Figure record extracts:
★ ★ ★ ★ ★

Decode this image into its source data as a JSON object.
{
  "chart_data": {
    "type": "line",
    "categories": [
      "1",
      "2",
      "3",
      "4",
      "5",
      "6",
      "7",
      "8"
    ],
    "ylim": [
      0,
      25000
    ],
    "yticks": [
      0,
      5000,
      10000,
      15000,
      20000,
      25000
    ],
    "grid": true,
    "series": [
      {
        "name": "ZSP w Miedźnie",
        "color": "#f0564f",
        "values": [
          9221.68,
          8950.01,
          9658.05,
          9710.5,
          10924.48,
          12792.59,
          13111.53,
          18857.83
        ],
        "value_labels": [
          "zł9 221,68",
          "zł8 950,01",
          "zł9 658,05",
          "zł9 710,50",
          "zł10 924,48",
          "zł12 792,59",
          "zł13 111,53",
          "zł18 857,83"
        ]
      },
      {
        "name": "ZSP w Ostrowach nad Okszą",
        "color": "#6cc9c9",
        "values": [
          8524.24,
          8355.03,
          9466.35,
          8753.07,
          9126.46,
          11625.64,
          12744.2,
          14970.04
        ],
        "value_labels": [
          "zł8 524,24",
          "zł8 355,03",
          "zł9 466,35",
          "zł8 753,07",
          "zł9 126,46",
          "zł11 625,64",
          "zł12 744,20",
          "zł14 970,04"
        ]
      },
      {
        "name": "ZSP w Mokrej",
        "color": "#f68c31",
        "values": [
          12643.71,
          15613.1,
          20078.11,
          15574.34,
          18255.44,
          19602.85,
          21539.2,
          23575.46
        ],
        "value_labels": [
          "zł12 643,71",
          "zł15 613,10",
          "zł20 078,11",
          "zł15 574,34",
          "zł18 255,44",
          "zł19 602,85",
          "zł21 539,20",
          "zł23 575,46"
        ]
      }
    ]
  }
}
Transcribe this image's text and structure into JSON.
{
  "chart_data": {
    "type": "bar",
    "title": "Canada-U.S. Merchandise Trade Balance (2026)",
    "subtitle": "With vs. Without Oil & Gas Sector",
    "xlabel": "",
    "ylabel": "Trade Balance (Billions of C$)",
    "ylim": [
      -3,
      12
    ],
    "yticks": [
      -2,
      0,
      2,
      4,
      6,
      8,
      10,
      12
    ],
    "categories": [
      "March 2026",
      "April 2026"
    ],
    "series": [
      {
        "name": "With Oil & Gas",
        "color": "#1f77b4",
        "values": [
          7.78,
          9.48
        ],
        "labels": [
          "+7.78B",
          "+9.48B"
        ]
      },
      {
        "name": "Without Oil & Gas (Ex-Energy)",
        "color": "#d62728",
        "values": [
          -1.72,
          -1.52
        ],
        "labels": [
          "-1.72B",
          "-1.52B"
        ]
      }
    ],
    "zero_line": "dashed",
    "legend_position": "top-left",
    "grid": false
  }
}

★ ★ ★ ★ ★

Set down the entries verbatim, leaving none out.

Decode this image into its source data as a JSON object.
{
  "chart_data": {
    "type": "line",
    "categories": [
      "1",
      "2",
      "3",
      "4",
      "5",
      "6",
      "7",
      "8"
    ],
    "ylim": [
      0,
      25000
    ],
    "yticks": [
      0,
      5000,
      10000,
      15000,
      20000,
      25000
    ],
    "grid": true,
    "series": [
      {
        "name": "ZSP w Miedźnie",
        "color": "#f0564f",
        "values": [
          9221.68,
          8950.01,
          9658.05,
          9710.5,
          10924.48,
          12792.59,
          13111.53,
          18857.83
        ],
        "value_labels": [
          "zł9 221,68",
          "zł8 950,01",
          "zł9 658,05",
          "zł9 710,50",
          "zł10 924,48",
          "zł12 792,59",
          "zł13 111,53",
          "zł18 857,83"
        ]
      },
      {
        "name": "ZSP w Ostrowach nad Okszą",
        "color": "#6cc9c9",
        "values": [
          8524.24,
          8355.03,
          9466.35,
          8753.07,
          9126.46,
          11625.64,
          12744.2,
          14970.04
        ],
        "value_labels": [
          "zł8 524,24",
          "zł8 355,03",
          "zł9 466,35",
          "zł8 753,07",
          "zł9 126,46",
          "zł11 625,64",
          "zł12 744,20",
          "zł14 970,04"
        ]
      },
      {
        "name": "ZSP w Mokrej",
        "color": "#f68c31",
        "values": [
          12643.71,
          15613.1,
          20078.11,
          15574.34,
          18255.44,
          19602.85,
          21539.2,
          23575.46
        ],
        "value_labels": [
          "zł12 643,71",
          "zł15 613,10",
          "zł20 078,11",
          "zł15 574,34",
          "zł18 255,44",
          "zł19 602,85",
          "zł21 539,20",
          "zł23 575,46"
        ]
      }
    ]
  }
}
Transcribe this image's text and structure into JSON.
{
  "chart_data": {
    "type": "bar",
    "title": "Canada-U.S. Merchandise Trade Balance (2026)",
    "subtitle": "With vs. Without Oil & Gas Sector",
    "xlabel": "",
    "ylabel": "Trade Balance (Billions of C$)",
    "ylim": [
      -3,
      12
    ],
    "yticks": [
      -2,
      0,
      2,
      4,
      6,
      8,
      10,
      12
    ],
    "categories": [
      "March 2026",
      "April 2026"
    ],
    "series": [
      {
        "name": "With Oil & Gas",
        "color": "#1f77b4",
        "values": [
          7.78,
          9.48
        ],
        "labels": [
          "+7.78B",
          "+9.48B"
        ]
      },
      {
        "name": "Without Oil & Gas (Ex-Energy)",
        "color": "#d62728",
        "values": [
          -1.72,
          -1.52
        ],
        "labels": [
          "-1.72B",
          "-1.52B"
        ]
      }
    ],
    "zero_line": "dashed",
    "legend_position": "top-left",
    "grid": false
  }
}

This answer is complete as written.